▶ [Direction]: Please reproduce every record, keeping each one exactly as written.

▶ [Task material]:
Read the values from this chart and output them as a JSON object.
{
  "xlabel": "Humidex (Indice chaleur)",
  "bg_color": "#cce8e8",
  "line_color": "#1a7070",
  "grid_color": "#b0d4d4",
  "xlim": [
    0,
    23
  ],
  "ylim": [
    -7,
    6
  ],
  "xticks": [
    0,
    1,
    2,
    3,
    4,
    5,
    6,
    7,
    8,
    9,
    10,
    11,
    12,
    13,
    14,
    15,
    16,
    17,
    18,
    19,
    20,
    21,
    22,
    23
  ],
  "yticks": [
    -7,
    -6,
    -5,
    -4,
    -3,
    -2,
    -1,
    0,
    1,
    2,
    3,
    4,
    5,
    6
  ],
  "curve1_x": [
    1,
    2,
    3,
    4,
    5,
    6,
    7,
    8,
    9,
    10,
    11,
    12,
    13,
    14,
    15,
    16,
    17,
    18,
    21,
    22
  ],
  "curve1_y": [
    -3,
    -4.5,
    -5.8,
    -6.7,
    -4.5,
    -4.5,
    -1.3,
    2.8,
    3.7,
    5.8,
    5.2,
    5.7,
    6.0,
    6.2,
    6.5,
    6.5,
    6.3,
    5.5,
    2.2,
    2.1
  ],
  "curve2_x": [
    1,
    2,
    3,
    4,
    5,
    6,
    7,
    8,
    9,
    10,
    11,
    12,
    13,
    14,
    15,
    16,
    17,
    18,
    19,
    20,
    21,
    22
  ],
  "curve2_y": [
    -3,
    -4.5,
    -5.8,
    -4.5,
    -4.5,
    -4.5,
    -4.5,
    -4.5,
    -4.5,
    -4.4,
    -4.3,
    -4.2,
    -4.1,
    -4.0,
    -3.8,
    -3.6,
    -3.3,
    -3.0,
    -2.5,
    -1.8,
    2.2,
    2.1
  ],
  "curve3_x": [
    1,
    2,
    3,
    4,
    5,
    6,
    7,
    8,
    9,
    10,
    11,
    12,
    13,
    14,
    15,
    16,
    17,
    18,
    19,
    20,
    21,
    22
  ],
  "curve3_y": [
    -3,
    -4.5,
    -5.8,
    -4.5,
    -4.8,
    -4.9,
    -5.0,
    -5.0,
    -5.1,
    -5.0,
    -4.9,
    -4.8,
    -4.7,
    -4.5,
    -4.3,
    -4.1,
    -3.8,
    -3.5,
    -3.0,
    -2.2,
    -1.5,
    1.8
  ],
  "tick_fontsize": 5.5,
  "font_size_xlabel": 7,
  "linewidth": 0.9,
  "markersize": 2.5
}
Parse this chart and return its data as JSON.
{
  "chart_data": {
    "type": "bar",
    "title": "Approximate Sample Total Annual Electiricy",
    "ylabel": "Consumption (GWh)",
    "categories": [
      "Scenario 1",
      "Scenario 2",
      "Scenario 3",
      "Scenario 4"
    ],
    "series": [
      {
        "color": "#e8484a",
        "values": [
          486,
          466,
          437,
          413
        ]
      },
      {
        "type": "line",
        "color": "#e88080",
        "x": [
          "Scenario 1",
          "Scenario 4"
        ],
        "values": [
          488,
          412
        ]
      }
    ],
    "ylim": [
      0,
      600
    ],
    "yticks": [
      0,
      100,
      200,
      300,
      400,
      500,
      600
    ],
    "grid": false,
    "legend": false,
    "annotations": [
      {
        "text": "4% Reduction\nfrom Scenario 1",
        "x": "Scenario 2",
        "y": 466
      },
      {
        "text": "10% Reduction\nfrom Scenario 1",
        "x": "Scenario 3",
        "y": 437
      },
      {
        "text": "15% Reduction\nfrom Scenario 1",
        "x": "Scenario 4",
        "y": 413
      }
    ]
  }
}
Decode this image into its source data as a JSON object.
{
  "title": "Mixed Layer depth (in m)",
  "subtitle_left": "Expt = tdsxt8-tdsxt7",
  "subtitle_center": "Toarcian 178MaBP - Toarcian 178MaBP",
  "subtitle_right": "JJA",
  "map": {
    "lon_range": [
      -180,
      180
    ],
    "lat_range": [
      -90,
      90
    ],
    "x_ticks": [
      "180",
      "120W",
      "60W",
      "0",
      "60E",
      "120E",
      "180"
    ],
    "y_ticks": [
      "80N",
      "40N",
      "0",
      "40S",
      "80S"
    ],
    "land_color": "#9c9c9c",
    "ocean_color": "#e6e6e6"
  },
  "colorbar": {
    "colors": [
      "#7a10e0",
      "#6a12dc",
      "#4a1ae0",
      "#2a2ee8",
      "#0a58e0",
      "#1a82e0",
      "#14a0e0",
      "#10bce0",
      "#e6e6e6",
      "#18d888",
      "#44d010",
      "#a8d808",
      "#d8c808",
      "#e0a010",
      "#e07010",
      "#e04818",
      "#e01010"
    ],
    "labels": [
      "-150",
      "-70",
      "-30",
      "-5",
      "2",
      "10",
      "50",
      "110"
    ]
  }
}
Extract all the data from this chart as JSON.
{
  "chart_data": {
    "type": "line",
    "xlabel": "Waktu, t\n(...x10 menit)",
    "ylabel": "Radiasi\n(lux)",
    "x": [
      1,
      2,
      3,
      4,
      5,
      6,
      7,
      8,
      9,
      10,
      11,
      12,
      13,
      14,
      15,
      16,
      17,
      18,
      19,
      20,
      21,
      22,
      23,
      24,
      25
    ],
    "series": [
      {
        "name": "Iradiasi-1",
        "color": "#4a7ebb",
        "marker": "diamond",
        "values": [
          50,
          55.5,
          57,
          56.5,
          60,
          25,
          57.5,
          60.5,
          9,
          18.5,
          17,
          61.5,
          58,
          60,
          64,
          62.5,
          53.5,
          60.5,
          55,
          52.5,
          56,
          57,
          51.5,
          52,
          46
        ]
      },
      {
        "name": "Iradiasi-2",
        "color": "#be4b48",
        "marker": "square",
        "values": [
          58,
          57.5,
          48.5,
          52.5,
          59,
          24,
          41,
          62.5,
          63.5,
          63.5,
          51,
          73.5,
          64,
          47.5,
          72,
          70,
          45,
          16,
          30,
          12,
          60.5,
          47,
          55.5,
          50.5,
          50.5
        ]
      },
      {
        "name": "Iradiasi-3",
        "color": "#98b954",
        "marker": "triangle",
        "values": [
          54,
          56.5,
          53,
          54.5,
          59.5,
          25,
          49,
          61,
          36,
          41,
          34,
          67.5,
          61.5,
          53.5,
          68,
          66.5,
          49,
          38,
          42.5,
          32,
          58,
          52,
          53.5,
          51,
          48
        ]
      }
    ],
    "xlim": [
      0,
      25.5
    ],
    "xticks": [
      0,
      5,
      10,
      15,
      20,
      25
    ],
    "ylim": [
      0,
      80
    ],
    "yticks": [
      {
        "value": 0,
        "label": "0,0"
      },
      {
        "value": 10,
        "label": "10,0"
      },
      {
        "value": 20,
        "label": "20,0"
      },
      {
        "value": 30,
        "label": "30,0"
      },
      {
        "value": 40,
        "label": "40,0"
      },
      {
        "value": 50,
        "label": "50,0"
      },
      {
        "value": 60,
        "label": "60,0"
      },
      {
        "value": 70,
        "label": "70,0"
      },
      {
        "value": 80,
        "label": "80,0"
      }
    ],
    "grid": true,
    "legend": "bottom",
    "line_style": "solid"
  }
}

▶ [Final answer]:
Read the values from this chart and output them as a JSON object.
{
  "xlabel": "Humidex (Indice chaleur)",
  "bg_color": "#cce8e8",
  "line_color": "#1a7070",
  "grid_color": "#b0d4d4",
  "xlim": [
    0,
    23
  ],
  "ylim": [
    -7,
    6
  ],
  "xticks": [
    0,
    1,
    2,
    3,
    4,
    5,
    6,
    7,
    8,
    9,
    10,
    11,
    12,
    13,
    14,
    15,
    16,
    17,
    18,
    19,
    20,
    21,
    22,
    23
  ],
  "yticks": [
    -7,
    -6,
    -5,
    -4,
    -3,
    -2,
    -1,
    0,
    1,
    2,
    3,
    4,
    5,
    6
  ],
  "curve1_x": [
    1,
    2,
    3,
    4,
    5,
    6,
    7,
    8,
    9,
    10,
    11,
    12,
    13,
    14,
    15,
    16,
    17,
    18,
    21,
    22
  ],
  "curve1_y": [
    -3,
    -4.5,
    -5.8,
    -6.7,
    -4.5,
    -4.5,
    -1.3,
    2.8,
    3.7,
    5.8,
    5.2,
    5.7,
    6.0,
    6.2,
    6.5,
    6.5,
    6.3,
    5.5,
    2.2,
    2.1
  ],
  "curve2_x": [
    1,
    2,
    3,
    4,
    5,
    6,
    7,
    8,
    9,
    10,
    11,
    12,
    13,
    14,
    15,
    16,
    17,
    18,
    19,
    20,
    21,
    22
  ],
  "curve2_y": [
    -3,
    -4.5,
    -5.8,
    -4.5,
    -4.5,
    -4.5,
    -4.5,
    -4.5,
    -4.5,
    -4.4,
    -4.3,
    -4.2,
    -4.1,
    -4.0,
    -3.8,
    -3.6,
    -3.3,
    -3.0,
    -2.5,
    -1.8,
    2.2,
    2.1
  ],
  "curve3_x": [
    1,
    2,
    3,
    4,
    5,
    6,
    7,
    8,
    9,
    10,
    11,
    12,
    13,
    14,
    15,
    16,
    17,
    18,
    19,
    20,
    21,
    22
  ],
  "curve3_y": [
    -3,
    -4.5,
    -5.8,
    -4.5,
    -4.8,
    -4.9,
    -5.0,
    -5.0,
    -5.1,
    -5.0,
    -4.9,
    -4.8,
    -4.7,
    -4.5,
    -4.3,
    -4.1,
    -3.8,
    -3.5,
    -3.0,
    -2.2,
    -1.5,
    1.8
  ],
  "tick_fontsize": 5.5,
  "font_size_xlabel": 7,
  "linewidth": 0.9,
  "markersize": 2.5
}
Parse this chart and return its data as JSON.
{
  "chart_data": {
    "type": "bar",
    "title": "Approximate Sample Total Annual Electiricy",
    "ylabel": "Consumption (GWh)",
    "categories": [
      "Scenario 1",
      "Scenario 2",
      "Scenario 3",
      "Scenario 4"
    ],
    "series": [
      {
        "color": "#e8484a",
        "values": [
          486,
          466,
          437,
          413
        ]
      },
      {
        "type": "line",
        "color": "#e88080",
        "x": [
          "Scenario 1",
          "Scenario 4"
        ],
        "values": [
          488,
          412
        ]
      }
    ],
    "ylim": [
      0,
      600
    ],
    "yticks": [
      0,
      100,
      200,
      300,
      400,
      500,
      600
    ],
    "grid": false,
    "legend": false,
    "annotations": [
      {
        "text": "4% Reduction\nfrom Scenario 1",
        "x": "Scenario 2",
        "y": 466
      },
      {
        "text": "10% Reduction\nfrom Scenario 1",
        "x": "Scenario 3",
        "y": 437
      },
      {
        "text": "15% Reduction\nfrom Scenario 1",
        "x": "Scenario 4",
        "y": 413
      }
    ]
  }
}
Decode this image into its source data as a JSON object.
{
  "title": "Mixed Layer depth (in m)",
  "subtitle_left": "Expt = tdsxt8-tdsxt7",
  "subtitle_center": "Toarcian 178MaBP - Toarcian 178MaBP",
  "subtitle_right": "JJA",
  "map": {
    "lon_range": [
      -180,
      180
    ],
    "lat_range": [
      -90,
      90
    ],
    "x_ticks": [
      "180",
      "120W",
      "60W",
      "0",
      "60E",
      "120E",
      "180"
    ],
    "y_ticks": [
      "80N",
      "40N",
      "0",
      "40S",
      "80S"
    ],
    "land_color": "#9c9c9c",
    "ocean_color": "#e6e6e6"
  },
  "colorbar": {
    "colors": [
      "#7a10e0",
      "#6a12dc",
      "#4a1ae0",
      "#2a2ee8",
      "#0a58e0",
      "#1a82e0",
      "#14a0e0",
      "#10bce0",
      "#e6e6e6",
      "#18d888",
      "#44d010",
      "#a8d808",
      "#d8c808",
      "#e0a010",
      "#e07010",
      "#e04818",
      "#e01010"
    ],
    "labels": [
      "-150",
      "-70",
      "-30",
      "-5",
      "2",
      "10",
      "50",
      "110"
    ]
  }
}
Extract all the data from this chart as JSON.
{
  "chart_data": {
    "type": "line",
    "xlabel": "Waktu, t\n(...x10 menit)",
    "ylabel": "Radiasi\n(lux)",
    "x": [
      1,
      2,
      3,
      4,
      5,
      6,
      7,
      8,
      9,
      10,
      11,
      12,
      13,
      14,
      15,
      16,
      17,
      18,
      19,
      20,
      21,
      22,
      23,
      24,
      25
    ],
    "series": [
      {
        "name": "Iradiasi-1",
        "color": "#4a7ebb",
        "marker": "diamond",
        "values": [
          50,
          55.5,
          57,
          56.5,
          60,
          25,
          57.5,
          60.5,
          9,
          18.5,
          17,
          61.5,
          58,
          60,
          64,
          62.5,
          53.5,
          60.5,
          55,
          52.5,
          56,
          57,
          51.5,
          52,
          46
        ]
      },
      {
        "name": "Iradiasi-2",
        "color": "#be4b48",
        "marker": "square",
        "values": [
          58,
          57.5,
          48.5,
          52.5,
          59,
          24,
          41,
          62.5,
          63.5,
          63.5,
          51,
          73.5,
          64,
          47.5,
          72,
          70,
          45,
          16,
          30,
          12,
          60.5,
          47,
          55.5,
          50.5,
          50.5
        ]
      },
      {
        "name": "Iradiasi-3",
        "color": "#98b954",
        "marker": "triangle",
        "values": [
          54,
          56.5,
          53,
          54.5,
          59.5,
          25,
          49,
          61,
          36,
          41,
          34,
          67.5,
          61.5,
          53.5,
          68,
          66.5,
          49,
          38,
          42.5,
          32,
          58,
          52,
          53.5,
          51,
          48
        ]
      }
    ],
    "xlim": [
      0,
      25.5
    ],
    "xticks": [
      0,
      5,
      10,
      15,
      20,
      25
    ],
    "ylim": [
      0,
      80
    ],
    "yticks": [
      {
        "value": 0,
        "label": "0,0"
      },
      {
        "value": 10,
        "label": "10,0"
      },
      {
        "value": 20,
        "label": "20,0"
      },
      {
        "value": 30,
        "label": "30,0"
      },
      {
        "value": 40,
        "label": "40,0"
      },
      {
        "value": 50,
        "label": "50,0"
      },
      {
        "value": 60,
        "label": "60,0"
      },
      {
        "value": 70,
        "label": "70,0"
      },
      {
        "value": 80,
        "label": "80,0"
      }
    ],
    "grid": true,
    "legend": "bottom",
    "line_style": "solid"
  }
}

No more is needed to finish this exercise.